** START **

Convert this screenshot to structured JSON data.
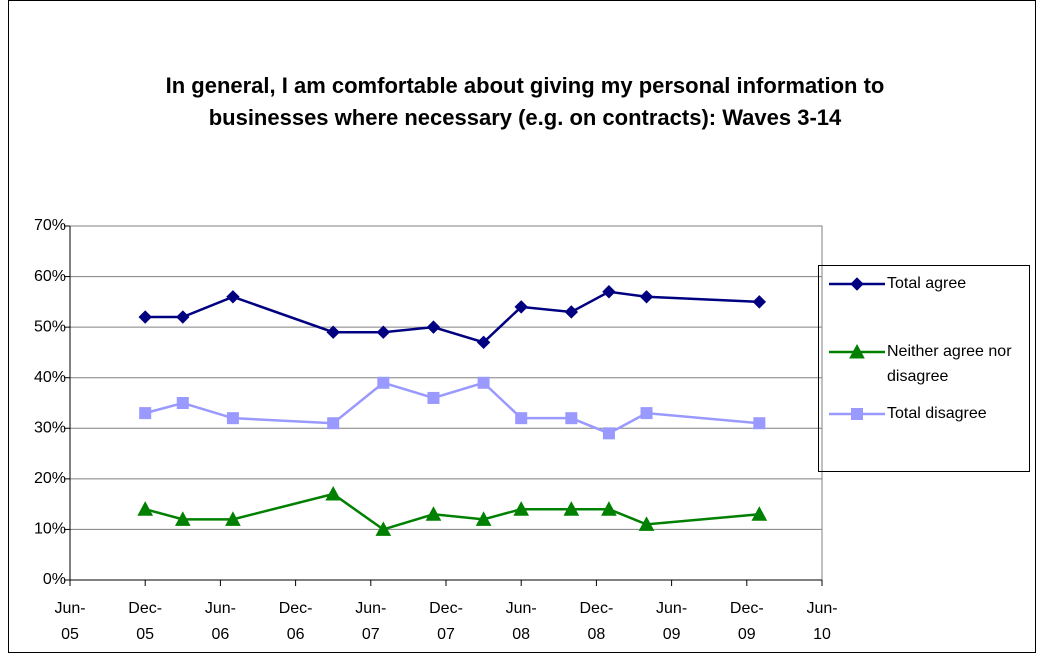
{
  "chart_data": {
    "type": "line",
    "title": "In general, I am comfortable about giving my personal information to businesses where necessary (e.g. on contracts): Waves 3-14",
    "x": [
      "2005-12",
      "2006-03",
      "2006-07",
      "2007-03",
      "2007-07",
      "2007-11",
      "2008-03",
      "2008-06",
      "2008-10",
      "2009-01",
      "2009-04",
      "2010-01"
    ],
    "series": [
      {
        "name": "Total agree",
        "color": "#000080",
        "marker": "diamond",
        "values": [
          52,
          52,
          56,
          49,
          49,
          50,
          47,
          54,
          53,
          57,
          56,
          55
        ]
      },
      {
        "name": "Neither agree nor disagree",
        "color": "#008000",
        "marker": "triangle",
        "values": [
          14,
          12,
          12,
          17,
          10,
          13,
          12,
          14,
          14,
          14,
          11,
          13
        ]
      },
      {
        "name": "Total disagree",
        "color": "#9999ff",
        "marker": "square",
        "values": [
          33,
          35,
          32,
          31,
          39,
          36,
          39,
          32,
          32,
          29,
          33,
          31
        ]
      }
    ],
    "xlim": [
      "2005-06",
      "2010-06"
    ],
    "xticks": [
      {
        "value": "2005-06",
        "label": "Jun-05"
      },
      {
        "value": "2005-12",
        "label": "Dec-05"
      },
      {
        "value": "2006-06",
        "label": "Jun-06"
      },
      {
        "value": "2006-12",
        "label": "Dec-06"
      },
      {
        "value": "2007-06",
        "label": "Jun-07"
      },
      {
        "value": "2007-12",
        "label": "Dec-07"
      },
      {
        "value": "2008-06",
        "label": "Jun-08"
      },
      {
        "value": "2008-12",
        "label": "Dec-08"
      },
      {
        "value": "2009-06",
        "label": "Jun-09"
      },
      {
        "value": "2009-12",
        "label": "Dec-09"
      },
      {
        "value": "2010-06",
        "label": "Jun-10"
      }
    ],
    "ylim": [
      0,
      70
    ],
    "yticks": [
      {
        "value": 0,
        "label": "0%"
      },
      {
        "value": 10,
        "label": "10%"
      },
      {
        "value": 20,
        "label": "20%"
      },
      {
        "value": 30,
        "label": "30%"
      },
      {
        "value": 40,
        "label": "40%"
      },
      {
        "value": 50,
        "label": "50%"
      },
      {
        "value": 60,
        "label": "60%"
      },
      {
        "value": 70,
        "label": "70%"
      }
    ],
    "grid": true,
    "legend": "right"
  }
}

** END **

**THE TASK:** Using the data above, copy each line that contains "color".

**RESPONSE:**
        "color": "#000080",
        "color": "#008000",
        "color": "#9999ff",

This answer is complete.